Directive
Find every line containing the word "text" in the records below; report only how many there are.

Dataset entries
— start —
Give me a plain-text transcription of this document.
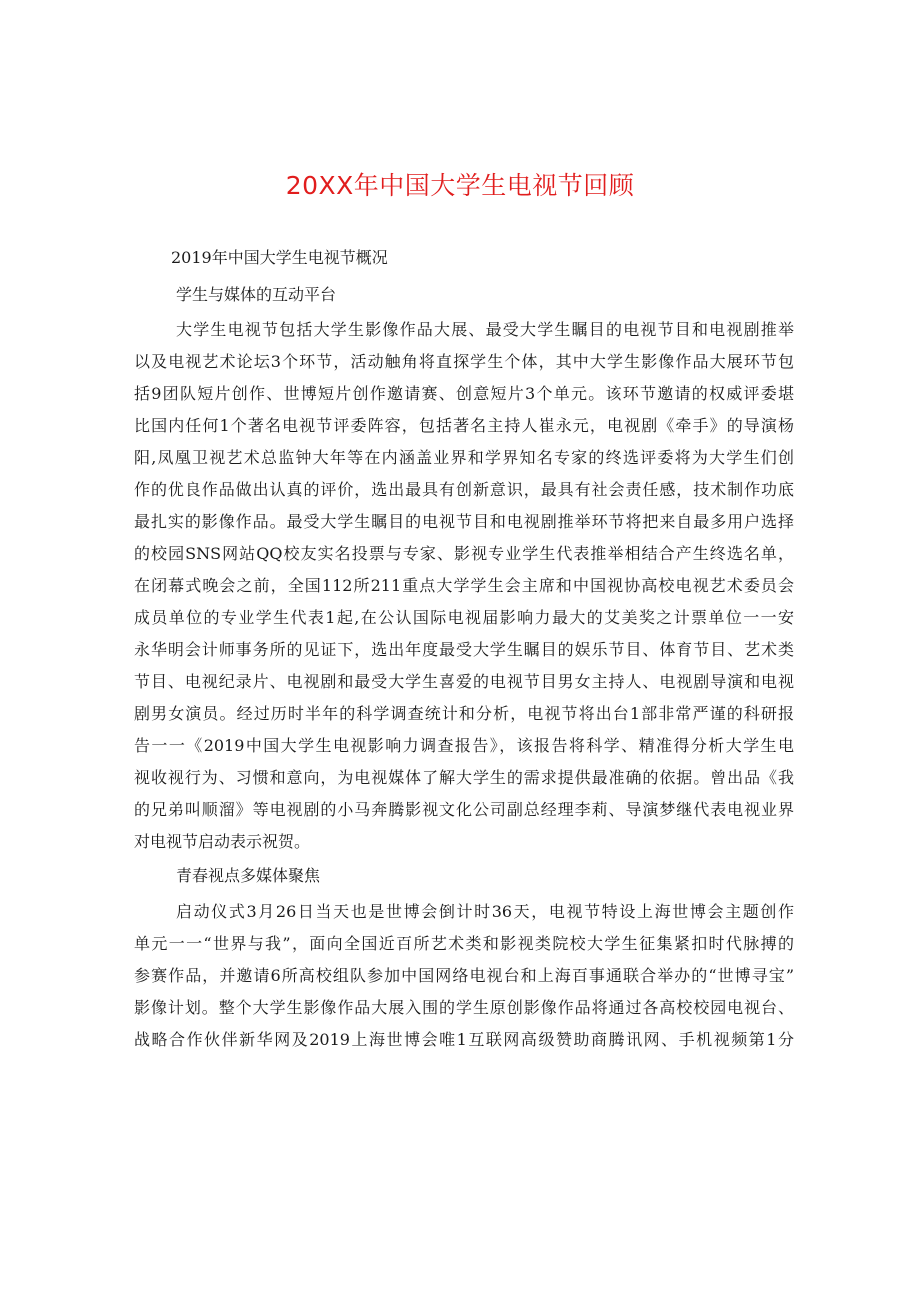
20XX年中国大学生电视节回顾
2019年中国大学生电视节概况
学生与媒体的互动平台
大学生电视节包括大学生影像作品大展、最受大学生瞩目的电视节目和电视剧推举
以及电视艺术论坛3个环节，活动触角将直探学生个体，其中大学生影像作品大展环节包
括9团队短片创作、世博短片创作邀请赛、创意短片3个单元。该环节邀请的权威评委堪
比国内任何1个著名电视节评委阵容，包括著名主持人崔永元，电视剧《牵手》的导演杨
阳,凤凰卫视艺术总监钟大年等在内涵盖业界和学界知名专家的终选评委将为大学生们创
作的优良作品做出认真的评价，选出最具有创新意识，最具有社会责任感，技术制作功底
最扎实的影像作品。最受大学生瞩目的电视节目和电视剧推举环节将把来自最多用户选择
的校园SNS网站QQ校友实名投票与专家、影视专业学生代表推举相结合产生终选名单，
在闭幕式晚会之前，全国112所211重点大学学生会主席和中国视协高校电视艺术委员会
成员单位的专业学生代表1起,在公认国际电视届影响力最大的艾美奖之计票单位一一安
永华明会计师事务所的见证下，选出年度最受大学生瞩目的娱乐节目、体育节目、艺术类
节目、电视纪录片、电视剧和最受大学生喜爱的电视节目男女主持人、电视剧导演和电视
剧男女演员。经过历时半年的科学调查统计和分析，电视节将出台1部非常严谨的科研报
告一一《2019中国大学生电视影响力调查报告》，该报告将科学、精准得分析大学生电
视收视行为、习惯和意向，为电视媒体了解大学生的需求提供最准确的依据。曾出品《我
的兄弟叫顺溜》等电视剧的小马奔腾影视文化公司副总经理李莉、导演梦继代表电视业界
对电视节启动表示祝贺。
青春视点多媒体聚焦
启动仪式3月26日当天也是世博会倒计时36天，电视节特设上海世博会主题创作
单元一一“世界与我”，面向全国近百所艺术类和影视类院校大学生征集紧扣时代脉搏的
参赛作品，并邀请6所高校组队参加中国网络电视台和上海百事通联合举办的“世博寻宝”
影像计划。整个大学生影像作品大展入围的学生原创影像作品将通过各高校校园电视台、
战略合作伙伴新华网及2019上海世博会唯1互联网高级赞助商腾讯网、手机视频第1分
— end —
— start —
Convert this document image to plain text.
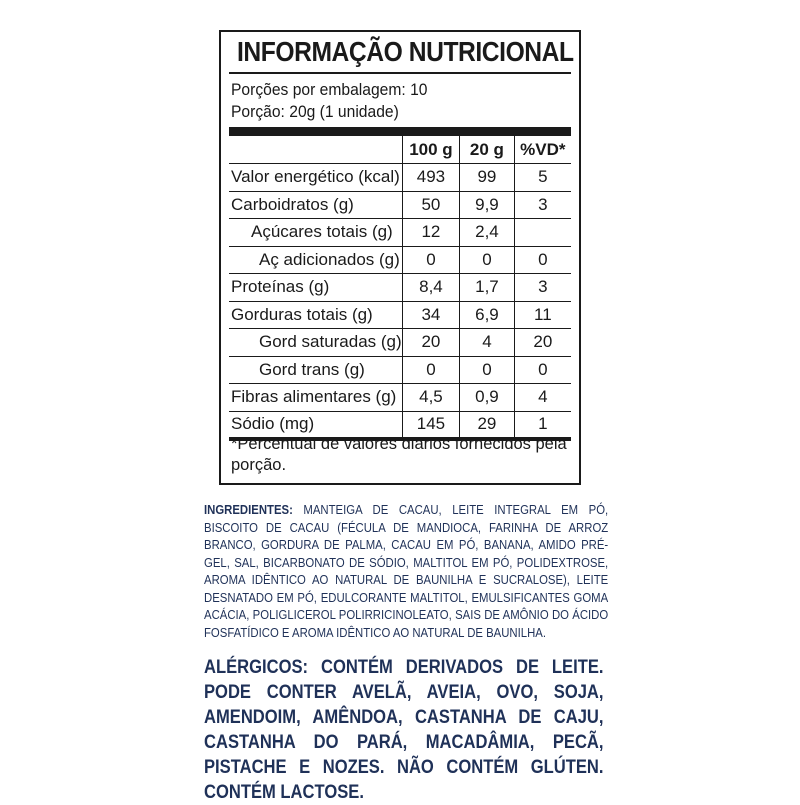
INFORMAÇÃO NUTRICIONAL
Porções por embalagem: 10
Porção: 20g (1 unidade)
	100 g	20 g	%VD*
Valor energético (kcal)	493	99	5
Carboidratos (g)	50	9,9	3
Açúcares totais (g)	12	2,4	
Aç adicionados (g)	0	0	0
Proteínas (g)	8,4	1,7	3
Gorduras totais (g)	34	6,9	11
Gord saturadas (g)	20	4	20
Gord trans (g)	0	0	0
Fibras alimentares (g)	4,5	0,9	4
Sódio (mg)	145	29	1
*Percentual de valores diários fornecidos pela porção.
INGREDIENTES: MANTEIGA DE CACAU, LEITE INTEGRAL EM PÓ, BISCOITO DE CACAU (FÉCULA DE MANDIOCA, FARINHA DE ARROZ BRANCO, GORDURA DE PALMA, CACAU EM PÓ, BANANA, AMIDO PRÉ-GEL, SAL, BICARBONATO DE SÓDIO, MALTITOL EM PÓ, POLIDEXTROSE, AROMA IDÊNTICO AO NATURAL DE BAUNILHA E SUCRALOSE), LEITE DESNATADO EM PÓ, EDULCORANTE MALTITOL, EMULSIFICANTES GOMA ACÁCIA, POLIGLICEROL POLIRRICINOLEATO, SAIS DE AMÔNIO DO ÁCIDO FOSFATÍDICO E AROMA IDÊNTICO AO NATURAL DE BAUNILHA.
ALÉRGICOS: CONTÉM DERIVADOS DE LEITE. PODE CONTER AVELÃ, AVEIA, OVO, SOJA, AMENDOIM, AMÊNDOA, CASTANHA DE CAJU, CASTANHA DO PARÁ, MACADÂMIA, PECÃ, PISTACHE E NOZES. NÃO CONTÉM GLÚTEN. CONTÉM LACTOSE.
— end —
Result of the exercise
2